**Entries shown**

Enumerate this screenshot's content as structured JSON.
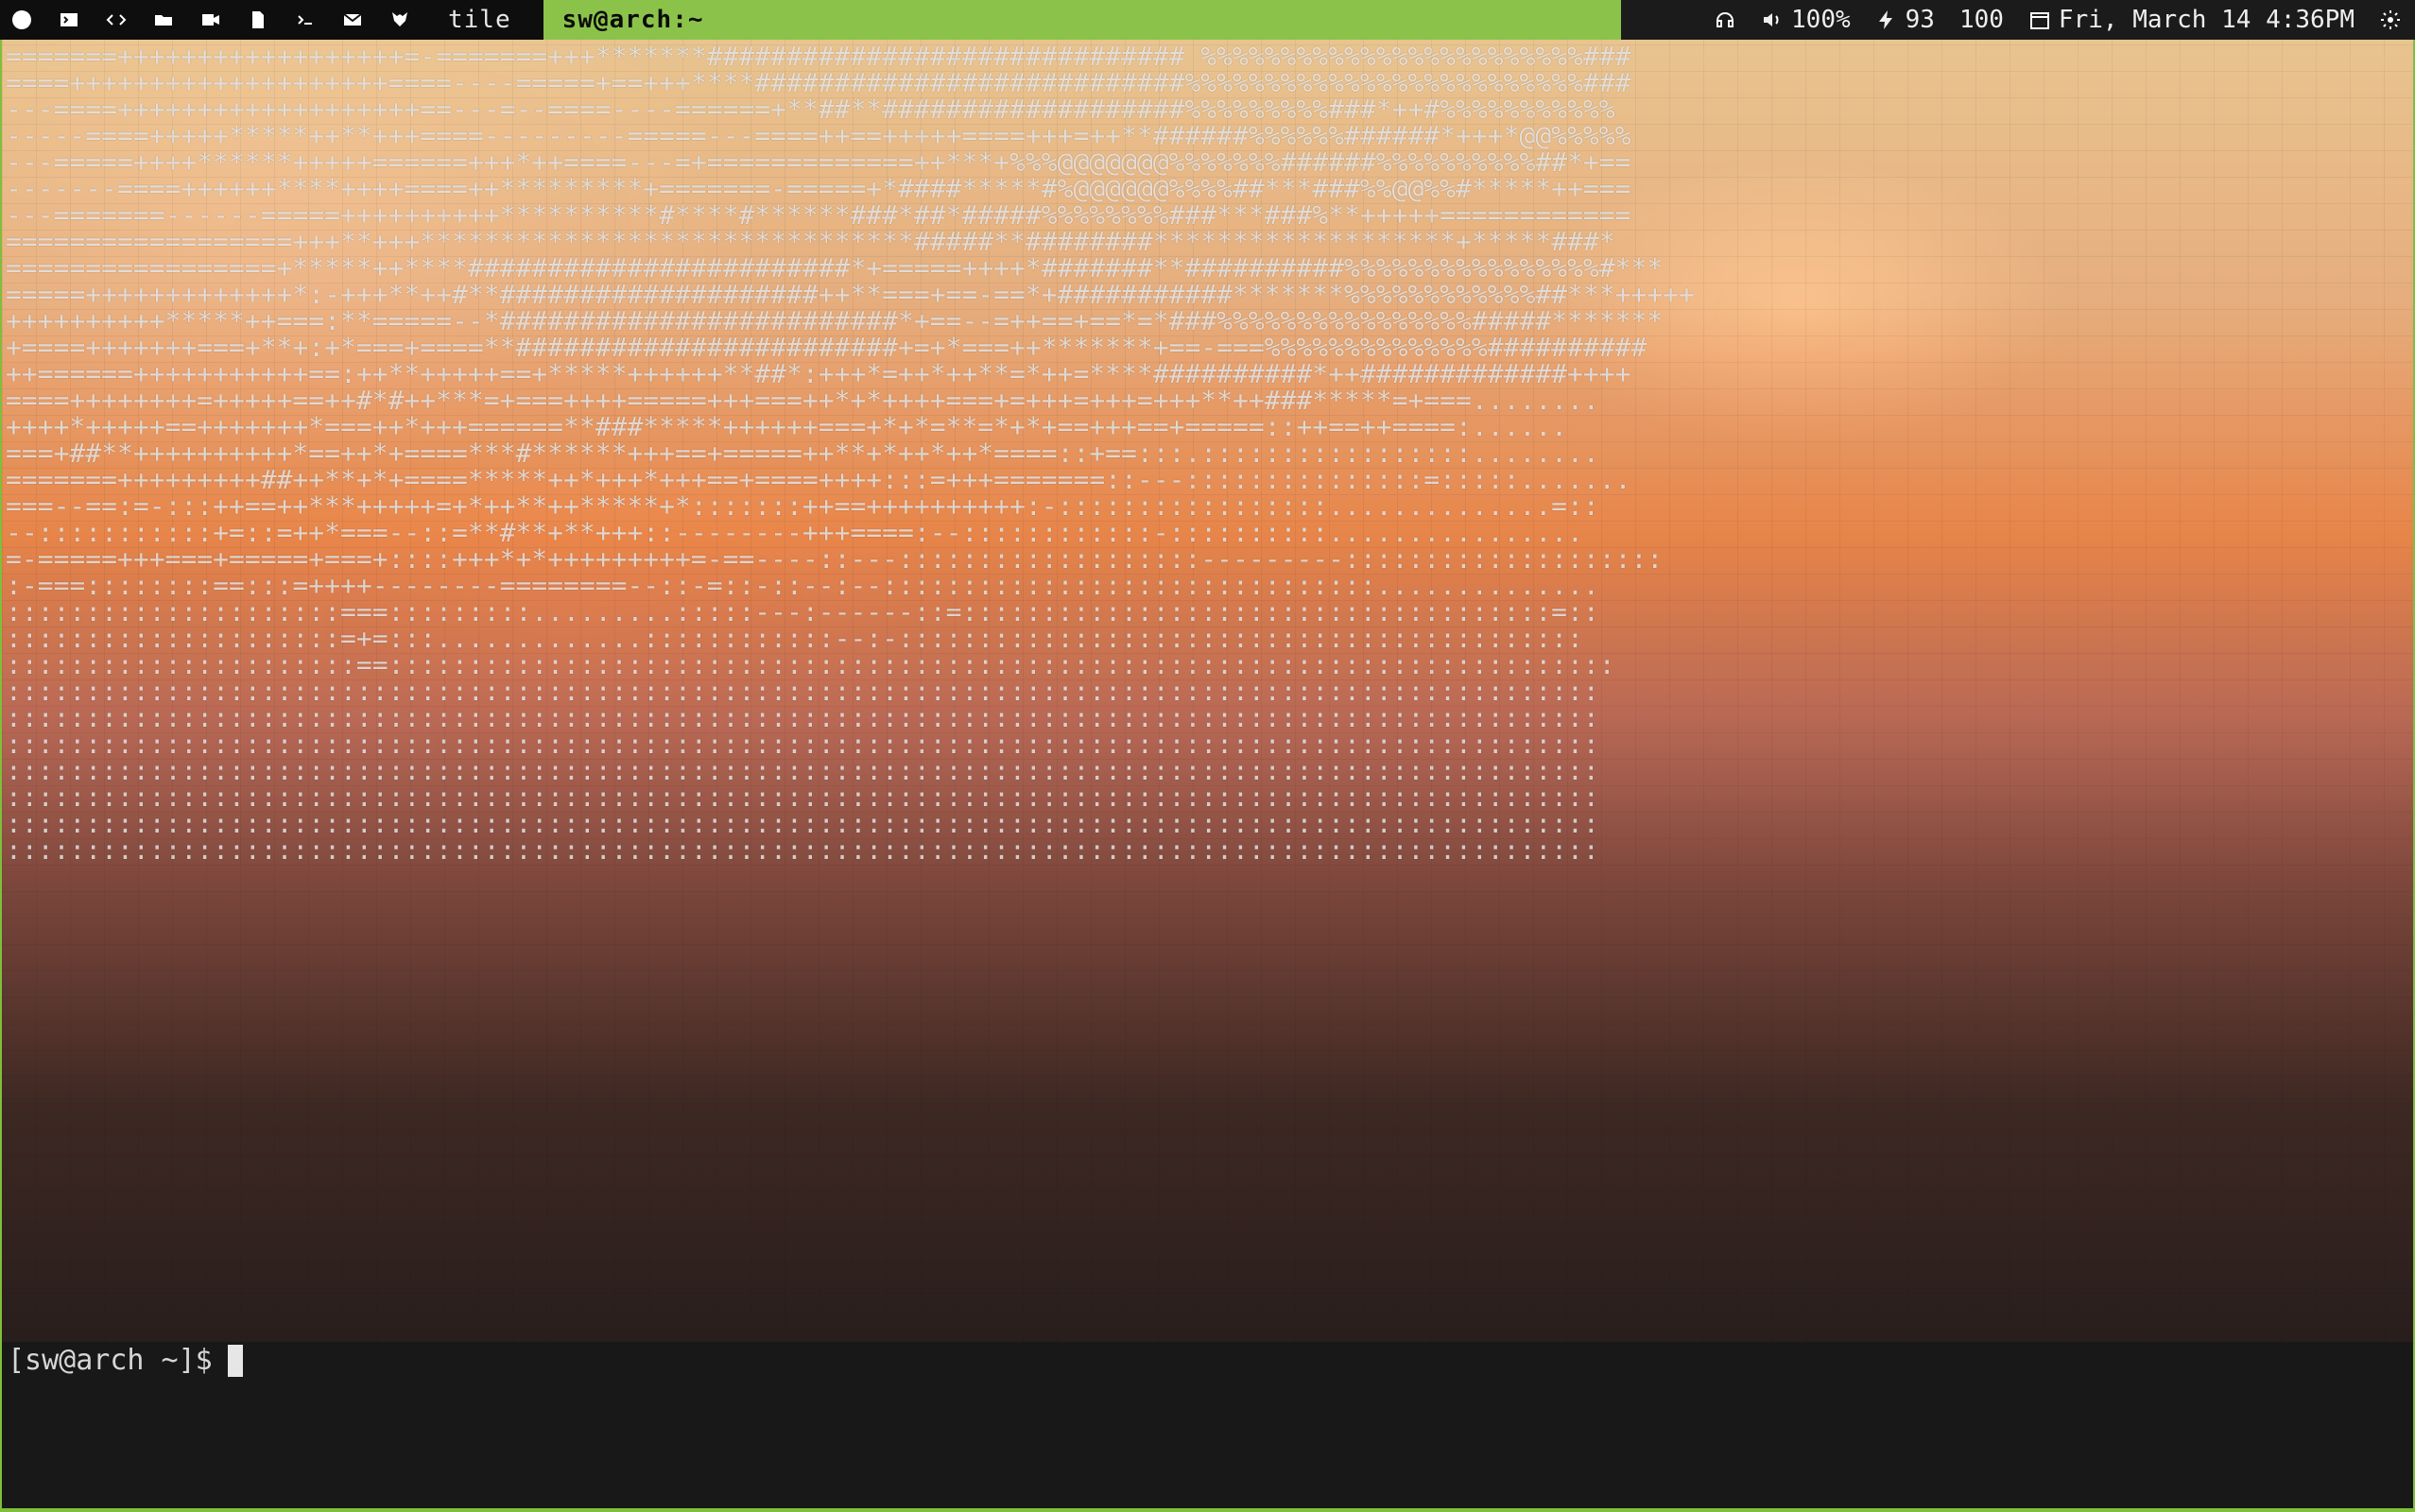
{
  "topbar": {
    "workspace": "tile",
    "window_title": "sw@arch:~",
    "volume": "100%",
    "battery": "93",
    "brightness": "100",
    "datetime": "Fri, March 14 4:36PM",
    "icons_left": [
      "app-icon",
      "terminal-icon",
      "code-icon",
      "folder-icon",
      "video-icon",
      "document-icon",
      "prompt-icon",
      "mail-icon",
      "fox-icon"
    ]
  },
  "terminal": {
    "ascii_art": "=======++++++++++++++++++=-=======+++*******############################## %%%%%%%%%%%%%%%%%%%%%%%%###\n====++++++++++++++++++++====----=====+==+++****###########################%%%%%%%%%%%%%%%%%%%%%%%%%###\n---====+++++++++++++++++++==---=--====----======+**##**###################%%%%%%%%%###*++#%%%%%%%%%%%\n-----====+++++*****++**+++====---------=====---====++==+++++====+++=++**######%%%%%%######*+++*@@%%%%%\n---=====++++******+++++======+++*++====---=+=============++***+%%%@@@@@@@%%%%%%%######%%%%%%%%%%##*+==\n-------====++++++****++++====++*********+=======-=====+*####*****#%@@@@@@%%%%##***###%%@@%%#*****++===\n---=======------=====++++++++++**********#****#******###*##*#####%%%%%%%%###***###%**+++++============\n==================+++**+++*******************************#####**########*******************+*****###*\n=================+*****++****########################*+=====++++*#######**##########%%%%%%%%%%%%%%%%#***\n=====+++++++++++++*:-+++**++#**####################++**===+==-==*+###########*******%%%%%%%%%%%%##***+++++\n++++++++++*****++===:**=====--*#########################*+==--=++==+==*=*###%%%%%%%%%%%%%%%%#####*******\n+====+++++++===+**+:+*===+====**########################+=+*===++*******+==-===%%%%%%%%%%%%%%##########\n++======+++++++++++==:++**+++++==+*****++++++**##*:+++*=++*++**=*++=****##########*++#############++++\n====++++++++=+++++==++#*#++***=+===++++=====+++===++*+*++++===+=+++=+++=+++**++###*****=+===........\n++++*+++++==+++++++*===++*+++======**###*****++++++===+*+*=**=*+*+==+++==+=====::++==++====:......\n===+##**++++++++++*==++*+====***#******+++==+=====++**+*++*++*====::+==:::.:::::::::::::::::........\n=======+++++++++##++**+*+====*****++*+++*+++==+====++++:::=+++=======::---:::::::::::::::=:::::.......\n===--==:=-:::++==++***+++++=+*++**++*****+*:::::::++==++++++++++:-:::::::::::::::::..............=::\n--:::::::::::+=::=++*===--::=**#**+**+++::--------+++====:--::::::::::::-::::::::::................\n=-=====+++===+=====+===+::::+++*+*+++++++++=-==----::---:::::::::::::::::::---------::::::::::::::::::::\n:-===::::::::==:::=++++--------========--::-=::-::--:--:::::::::::::::::::::::::::::::..............\n:::::::::::::::::::::===:::::::::.........:::::---:------::=:::::::::::::::::::::::::::::::::::::=::\n:::::::::::::::::::::=+=:::.............::::::::::::--:-:::::::::::::::::::::::::::::::::::::::::::\n::::::::::::::::::::::==:::::::::::::::::::::::::::::::::::::::::::::::::::::::::::::::::::::::::::::\n::::::::::::::::::::::::::::::::::::::::::::::::::::::::::::::::::::::::::::::::::::::::::::::::::::\n::::::::::::::::::::::::::::::::::::::::::::::::::::::::::::::::::::::::::::::::::::::::::::::::::::\n::::::::::::::::::::::::::::::::::::::::::::::::::::::::::::::::::::::::::::::::::::::::::::::::::::\n::::::::::::::::::::::::::::::::::::::::::::::::::::::::::::::::::::::::::::::::::::::::::::::::::::\n::::::::::::::::::::::::::::::::::::::::::::::::::::::::::::::::::::::::::::::::::::::::::::::::::::\n::::::::::::::::::::::::::::::::::::::::::::::::::::::::::::::::::::::::::::::::::::::::::::::::::::\n::::::::::::::::::::::::::::::::::::::::::::::::::::::::::::::::::::::::::::::::::::::::::::::::::::",
    "prompt": "[sw@arch ~]$"
  }
}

**Given instruction**
Omit every picture, then reproduce the rest of the listing exactly.

**Complete output**
Enumerate this screenshot's content as structured JSON.
{
  "topbar": {
    "workspace": "tile",
    "window_title": "sw@arch:~",
    "volume": "100%",
    "battery": "93",
    "brightness": "100",
    "datetime": "Fri, March 14 4:36PM",
    "icons_left": [
      "app-icon",
      "terminal-icon",
      "code-icon",
      "folder-icon",
      "video-icon",
      "document-icon",
      "prompt-icon",
      "mail-icon",
      "fox-icon"
    ]
  },
  "terminal": {
    "ascii_art": "=======++++++++++++++++++=-=======+++*******############################## %%%%%%%%%%%%%%%%%%%%%%%%###\n====++++++++++++++++++++====----=====+==+++****###########################%%%%%%%%%%%%%%%%%%%%%%%%%###\n---====+++++++++++++++++++==---=--====----======+**##**###################%%%%%%%%%###*++#%%%%%%%%%%%\n-----====+++++*****++**+++====---------=====---====++==+++++====+++=++**######%%%%%%######*+++*@@%%%%%\n---=====++++******+++++======+++*++====---=+=============++***+%%%@@@@@@@%%%%%%%######%%%%%%%%%%##*+==\n-------====++++++****++++====++*********+=======-=====+*####*****#%@@@@@@%%%%##***###%%@@%%#*****++===\n---=======------=====++++++++++**********#****#******###*##*#####%%%%%%%%###***###%**+++++============\n==================+++**+++*******************************#####**########*******************+*****###*\n=================+*****++****########################*+=====++++*#######**##########%%%%%%%%%%%%%%%%#***\n=====+++++++++++++*:-+++**++#**####################++**===+==-==*+###########*******%%%%%%%%%%%%##***+++++\n++++++++++*****++===:**=====--*#########################*+==--=++==+==*=*###%%%%%%%%%%%%%%%%#####*******\n+====+++++++===+**+:+*===+====**########################+=+*===++*******+==-===%%%%%%%%%%%%%%##########\n++======+++++++++++==:++**+++++==+*****++++++**##*:+++*=++*++**=*++=****##########*++#############++++\n====++++++++=+++++==++#*#++***=+===++++=====+++===++*+*++++===+=+++=+++=+++**++###*****=+===........\n++++*+++++==+++++++*===++*+++======**###*****++++++===+*+*=**=*+*+==+++==+=====::++==++====:......\n===+##**++++++++++*==++*+====***#******+++==+=====++**+*++*++*====::+==:::.:::::::::::::::::........\n=======+++++++++##++**+*+====*****++*+++*+++==+====++++:::=+++=======::---:::::::::::::::=:::::.......\n===--==:=-:::++==++***+++++=+*++**++*****+*:::::::++==++++++++++:-:::::::::::::::::..............=::\n--:::::::::::+=::=++*===--::=**#**+**+++::--------+++====:--::::::::::::-::::::::::................\n=-=====+++===+=====+===+::::+++*+*+++++++++=-==----::---:::::::::::::::::::---------::::::::::::::::::::\n:-===::::::::==:::=++++--------========--::-=::-::--:--:::::::::::::::::::::::::::::::..............\n:::::::::::::::::::::===:::::::::.........:::::---:------::=:::::::::::::::::::::::::::::::::::::=::\n:::::::::::::::::::::=+=:::.............::::::::::::--:-:::::::::::::::::::::::::::::::::::::::::::\n::::::::::::::::::::::==:::::::::::::::::::::::::::::::::::::::::::::::::::::::::::::::::::::::::::::\n::::::::::::::::::::::::::::::::::::::::::::::::::::::::::::::::::::::::::::::::::::::::::::::::::::\n::::::::::::::::::::::::::::::::::::::::::::::::::::::::::::::::::::::::::::::::::::::::::::::::::::\n::::::::::::::::::::::::::::::::::::::::::::::::::::::::::::::::::::::::::::::::::::::::::::::::::::\n::::::::::::::::::::::::::::::::::::::::::::::::::::::::::::::::::::::::::::::::::::::::::::::::::::\n::::::::::::::::::::::::::::::::::::::::::::::::::::::::::::::::::::::::::::::::::::::::::::::::::::\n::::::::::::::::::::::::::::::::::::::::::::::::::::::::::::::::::::::::::::::::::::::::::::::::::::\n::::::::::::::::::::::::::::::::::::::::::::::::::::::::::::::::::::::::::::::::::::::::::::::::::::",
    "prompt": "[sw@arch ~]$"
  }
}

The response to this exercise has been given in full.